-- Begin Data to process --

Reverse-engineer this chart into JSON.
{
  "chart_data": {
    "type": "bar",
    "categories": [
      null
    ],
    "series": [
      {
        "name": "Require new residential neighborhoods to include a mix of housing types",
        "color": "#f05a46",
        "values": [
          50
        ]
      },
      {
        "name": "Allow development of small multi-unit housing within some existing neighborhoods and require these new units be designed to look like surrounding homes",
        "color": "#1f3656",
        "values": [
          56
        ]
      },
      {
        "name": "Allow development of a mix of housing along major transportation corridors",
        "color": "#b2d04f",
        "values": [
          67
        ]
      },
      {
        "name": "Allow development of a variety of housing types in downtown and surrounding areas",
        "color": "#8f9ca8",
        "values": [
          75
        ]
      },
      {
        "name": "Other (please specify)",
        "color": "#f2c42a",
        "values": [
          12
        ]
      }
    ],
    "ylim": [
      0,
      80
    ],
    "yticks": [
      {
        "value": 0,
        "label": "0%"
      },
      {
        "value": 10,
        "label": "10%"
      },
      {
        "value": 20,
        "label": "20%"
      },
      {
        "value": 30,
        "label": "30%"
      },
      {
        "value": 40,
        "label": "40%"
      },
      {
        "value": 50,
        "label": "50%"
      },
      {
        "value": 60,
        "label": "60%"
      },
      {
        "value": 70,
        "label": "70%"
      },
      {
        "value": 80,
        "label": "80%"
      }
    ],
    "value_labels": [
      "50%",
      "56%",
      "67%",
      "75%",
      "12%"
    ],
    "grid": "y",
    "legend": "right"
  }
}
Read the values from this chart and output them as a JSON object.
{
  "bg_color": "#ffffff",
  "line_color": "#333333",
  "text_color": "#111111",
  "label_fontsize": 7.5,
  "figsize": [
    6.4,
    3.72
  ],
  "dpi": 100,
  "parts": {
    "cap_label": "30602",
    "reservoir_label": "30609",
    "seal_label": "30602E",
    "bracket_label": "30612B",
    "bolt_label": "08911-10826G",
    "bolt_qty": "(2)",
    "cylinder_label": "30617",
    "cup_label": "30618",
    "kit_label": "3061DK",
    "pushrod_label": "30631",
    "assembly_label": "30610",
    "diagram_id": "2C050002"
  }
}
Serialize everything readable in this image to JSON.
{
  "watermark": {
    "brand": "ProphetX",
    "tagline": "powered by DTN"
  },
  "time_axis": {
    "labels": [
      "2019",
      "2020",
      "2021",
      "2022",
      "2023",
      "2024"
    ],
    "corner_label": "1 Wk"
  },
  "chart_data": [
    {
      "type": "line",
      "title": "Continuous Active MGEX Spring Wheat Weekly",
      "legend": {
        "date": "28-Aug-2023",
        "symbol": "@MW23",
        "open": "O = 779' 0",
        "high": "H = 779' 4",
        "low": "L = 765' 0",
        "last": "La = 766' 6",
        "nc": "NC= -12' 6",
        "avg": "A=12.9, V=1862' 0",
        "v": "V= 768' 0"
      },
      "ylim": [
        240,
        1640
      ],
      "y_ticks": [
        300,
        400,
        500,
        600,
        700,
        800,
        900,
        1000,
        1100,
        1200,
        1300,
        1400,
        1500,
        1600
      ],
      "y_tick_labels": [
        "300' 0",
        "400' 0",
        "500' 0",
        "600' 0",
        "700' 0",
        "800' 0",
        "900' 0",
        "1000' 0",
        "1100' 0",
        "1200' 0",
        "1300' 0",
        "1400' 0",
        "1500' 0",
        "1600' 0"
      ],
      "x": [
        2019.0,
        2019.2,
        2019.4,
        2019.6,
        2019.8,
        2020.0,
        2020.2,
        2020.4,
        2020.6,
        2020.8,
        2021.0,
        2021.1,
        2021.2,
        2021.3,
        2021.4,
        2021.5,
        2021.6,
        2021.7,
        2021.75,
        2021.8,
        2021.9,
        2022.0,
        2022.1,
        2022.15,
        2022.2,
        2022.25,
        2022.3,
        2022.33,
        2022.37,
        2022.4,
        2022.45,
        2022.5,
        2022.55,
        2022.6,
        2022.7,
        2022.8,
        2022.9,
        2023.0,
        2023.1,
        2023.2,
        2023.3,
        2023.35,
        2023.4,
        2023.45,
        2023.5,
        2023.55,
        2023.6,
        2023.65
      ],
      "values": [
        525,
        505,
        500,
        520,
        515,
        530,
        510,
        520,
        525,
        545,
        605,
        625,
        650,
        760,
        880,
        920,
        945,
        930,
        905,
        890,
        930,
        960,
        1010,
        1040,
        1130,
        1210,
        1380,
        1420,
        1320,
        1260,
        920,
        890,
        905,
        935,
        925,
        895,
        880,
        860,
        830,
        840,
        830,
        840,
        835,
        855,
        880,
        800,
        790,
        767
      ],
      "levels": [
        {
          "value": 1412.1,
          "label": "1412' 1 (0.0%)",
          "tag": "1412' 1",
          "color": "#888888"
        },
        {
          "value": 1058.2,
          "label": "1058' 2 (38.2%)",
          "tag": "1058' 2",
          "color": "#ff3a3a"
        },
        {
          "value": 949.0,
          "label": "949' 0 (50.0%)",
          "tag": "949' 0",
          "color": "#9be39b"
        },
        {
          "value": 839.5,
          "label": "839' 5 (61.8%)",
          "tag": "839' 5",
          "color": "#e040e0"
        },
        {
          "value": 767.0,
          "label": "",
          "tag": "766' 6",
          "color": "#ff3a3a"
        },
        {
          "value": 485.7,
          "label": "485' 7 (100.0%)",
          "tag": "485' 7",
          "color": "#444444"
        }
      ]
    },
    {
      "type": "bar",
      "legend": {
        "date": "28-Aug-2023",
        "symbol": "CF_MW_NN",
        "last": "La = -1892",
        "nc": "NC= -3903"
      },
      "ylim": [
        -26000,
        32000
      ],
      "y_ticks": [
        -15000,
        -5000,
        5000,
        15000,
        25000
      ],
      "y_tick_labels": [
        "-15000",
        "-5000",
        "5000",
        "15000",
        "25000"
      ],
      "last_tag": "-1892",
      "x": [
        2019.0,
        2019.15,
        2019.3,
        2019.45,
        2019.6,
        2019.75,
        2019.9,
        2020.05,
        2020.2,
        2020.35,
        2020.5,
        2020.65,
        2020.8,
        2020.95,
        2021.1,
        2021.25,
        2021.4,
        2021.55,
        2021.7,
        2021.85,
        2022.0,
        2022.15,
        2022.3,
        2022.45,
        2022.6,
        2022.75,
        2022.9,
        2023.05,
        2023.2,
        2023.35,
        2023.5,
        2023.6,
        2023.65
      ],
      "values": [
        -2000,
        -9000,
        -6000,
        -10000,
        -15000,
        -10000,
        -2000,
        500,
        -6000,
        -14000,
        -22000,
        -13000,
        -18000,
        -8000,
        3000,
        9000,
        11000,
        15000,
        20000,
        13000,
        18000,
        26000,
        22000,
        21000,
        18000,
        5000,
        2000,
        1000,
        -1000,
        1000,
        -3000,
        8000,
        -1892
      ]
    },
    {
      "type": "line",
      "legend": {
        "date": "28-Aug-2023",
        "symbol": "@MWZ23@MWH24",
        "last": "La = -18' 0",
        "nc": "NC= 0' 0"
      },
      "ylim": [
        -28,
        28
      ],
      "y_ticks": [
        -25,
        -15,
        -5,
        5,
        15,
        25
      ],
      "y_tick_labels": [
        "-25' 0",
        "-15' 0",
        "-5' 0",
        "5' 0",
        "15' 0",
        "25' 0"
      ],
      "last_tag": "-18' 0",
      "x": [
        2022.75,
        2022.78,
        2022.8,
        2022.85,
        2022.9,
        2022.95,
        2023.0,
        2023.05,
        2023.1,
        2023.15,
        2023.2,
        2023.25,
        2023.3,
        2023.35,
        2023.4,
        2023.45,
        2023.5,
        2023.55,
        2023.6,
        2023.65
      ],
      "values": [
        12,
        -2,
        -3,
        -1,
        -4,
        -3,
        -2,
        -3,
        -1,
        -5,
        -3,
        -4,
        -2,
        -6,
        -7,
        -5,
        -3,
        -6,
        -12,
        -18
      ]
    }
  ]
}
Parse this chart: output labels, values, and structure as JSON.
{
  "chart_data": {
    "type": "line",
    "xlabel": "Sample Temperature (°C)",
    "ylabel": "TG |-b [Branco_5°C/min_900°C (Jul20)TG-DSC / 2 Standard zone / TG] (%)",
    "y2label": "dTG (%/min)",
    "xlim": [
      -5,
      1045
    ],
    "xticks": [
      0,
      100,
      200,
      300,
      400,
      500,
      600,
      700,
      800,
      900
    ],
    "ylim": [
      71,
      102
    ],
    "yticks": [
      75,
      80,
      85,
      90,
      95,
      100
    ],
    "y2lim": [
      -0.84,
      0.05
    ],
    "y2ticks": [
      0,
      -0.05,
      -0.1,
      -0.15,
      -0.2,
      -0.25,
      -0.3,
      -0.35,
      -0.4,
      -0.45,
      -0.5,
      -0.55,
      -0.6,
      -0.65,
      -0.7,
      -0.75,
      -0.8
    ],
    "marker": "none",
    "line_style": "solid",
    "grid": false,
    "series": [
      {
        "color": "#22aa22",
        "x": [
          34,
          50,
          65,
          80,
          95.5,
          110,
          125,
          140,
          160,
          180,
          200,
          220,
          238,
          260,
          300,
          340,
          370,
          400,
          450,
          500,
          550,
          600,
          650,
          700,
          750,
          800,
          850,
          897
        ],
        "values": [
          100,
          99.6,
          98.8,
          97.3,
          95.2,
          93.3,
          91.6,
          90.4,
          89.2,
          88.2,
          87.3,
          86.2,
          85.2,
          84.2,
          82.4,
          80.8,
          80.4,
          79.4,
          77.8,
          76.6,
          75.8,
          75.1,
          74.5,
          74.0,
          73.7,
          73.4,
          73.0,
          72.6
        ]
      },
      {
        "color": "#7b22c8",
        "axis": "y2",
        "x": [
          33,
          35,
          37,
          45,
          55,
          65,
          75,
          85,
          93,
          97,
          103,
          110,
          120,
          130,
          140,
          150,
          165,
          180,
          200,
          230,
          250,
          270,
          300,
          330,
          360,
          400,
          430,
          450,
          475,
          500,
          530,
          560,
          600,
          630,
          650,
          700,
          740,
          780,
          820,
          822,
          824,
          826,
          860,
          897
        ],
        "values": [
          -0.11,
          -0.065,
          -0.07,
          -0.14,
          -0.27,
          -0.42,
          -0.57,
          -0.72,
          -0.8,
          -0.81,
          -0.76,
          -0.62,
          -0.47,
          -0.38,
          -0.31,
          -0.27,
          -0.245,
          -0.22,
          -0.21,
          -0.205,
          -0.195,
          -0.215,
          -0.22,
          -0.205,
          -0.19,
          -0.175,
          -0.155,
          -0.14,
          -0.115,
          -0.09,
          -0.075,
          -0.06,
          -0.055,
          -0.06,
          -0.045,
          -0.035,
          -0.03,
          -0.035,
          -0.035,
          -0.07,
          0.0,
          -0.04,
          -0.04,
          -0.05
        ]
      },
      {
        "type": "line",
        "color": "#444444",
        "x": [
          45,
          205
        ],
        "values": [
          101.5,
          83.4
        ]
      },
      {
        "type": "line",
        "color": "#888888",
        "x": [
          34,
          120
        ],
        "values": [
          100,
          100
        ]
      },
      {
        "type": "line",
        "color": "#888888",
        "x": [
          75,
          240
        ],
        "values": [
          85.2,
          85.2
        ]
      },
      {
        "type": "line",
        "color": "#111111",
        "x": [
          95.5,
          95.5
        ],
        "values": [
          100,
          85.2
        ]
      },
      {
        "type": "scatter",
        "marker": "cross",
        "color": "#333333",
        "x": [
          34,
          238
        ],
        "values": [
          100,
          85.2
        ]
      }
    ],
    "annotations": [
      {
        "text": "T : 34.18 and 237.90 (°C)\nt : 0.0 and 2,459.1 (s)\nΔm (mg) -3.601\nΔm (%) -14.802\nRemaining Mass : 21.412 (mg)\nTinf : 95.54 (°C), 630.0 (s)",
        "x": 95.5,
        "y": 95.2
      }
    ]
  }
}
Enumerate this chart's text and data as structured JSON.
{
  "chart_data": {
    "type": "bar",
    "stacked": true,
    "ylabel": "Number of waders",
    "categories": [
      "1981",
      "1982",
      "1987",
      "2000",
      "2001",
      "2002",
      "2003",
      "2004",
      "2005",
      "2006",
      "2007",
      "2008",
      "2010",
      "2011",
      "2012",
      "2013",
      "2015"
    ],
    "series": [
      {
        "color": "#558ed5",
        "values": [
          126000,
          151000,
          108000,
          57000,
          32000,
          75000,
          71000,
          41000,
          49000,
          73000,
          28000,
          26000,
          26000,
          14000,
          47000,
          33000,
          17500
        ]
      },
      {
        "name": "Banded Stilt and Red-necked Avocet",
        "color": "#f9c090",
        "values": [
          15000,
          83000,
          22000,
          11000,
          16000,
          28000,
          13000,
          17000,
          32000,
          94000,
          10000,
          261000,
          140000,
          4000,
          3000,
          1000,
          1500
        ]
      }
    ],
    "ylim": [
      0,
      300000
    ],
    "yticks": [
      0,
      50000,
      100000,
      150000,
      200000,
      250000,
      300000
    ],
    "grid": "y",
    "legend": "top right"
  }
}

-- End Data to process --

Goal of the exercise: Send back exactly the lines from the line with "Enumerate this chart's" through the end of the records.

Answer to the task:
Enumerate this chart's text and data as structured JSON.
{
  "chart_data": {
    "type": "bar",
    "stacked": true,
    "ylabel": "Number of waders",
    "categories": [
      "1981",
      "1982",
      "1987",
      "2000",
      "2001",
      "2002",
      "2003",
      "2004",
      "2005",
      "2006",
      "2007",
      "2008",
      "2010",
      "2011",
      "2012",
      "2013",
      "2015"
    ],
    "series": [
      {
        "color": "#558ed5",
        "values": [
          126000,
          151000,
          108000,
          57000,
          32000,
          75000,
          71000,
          41000,
          49000,
          73000,
          28000,
          26000,
          26000,
          14000,
          47000,
          33000,
          17500
        ]
      },
      {
        "name": "Banded Stilt and Red-necked Avocet",
        "color": "#f9c090",
        "values": [
          15000,
          83000,
          22000,
          11000,
          16000,
          28000,
          13000,
          17000,
          32000,
          94000,
          10000,
          261000,
          140000,
          4000,
          3000,
          1000,
          1500
        ]
      }
    ],
    "ylim": [
      0,
      300000
    ],
    "yticks": [
      0,
      50000,
      100000,
      150000,
      200000,
      250000,
      300000
    ],
    "grid": "y",
    "legend": "top right"
  }
}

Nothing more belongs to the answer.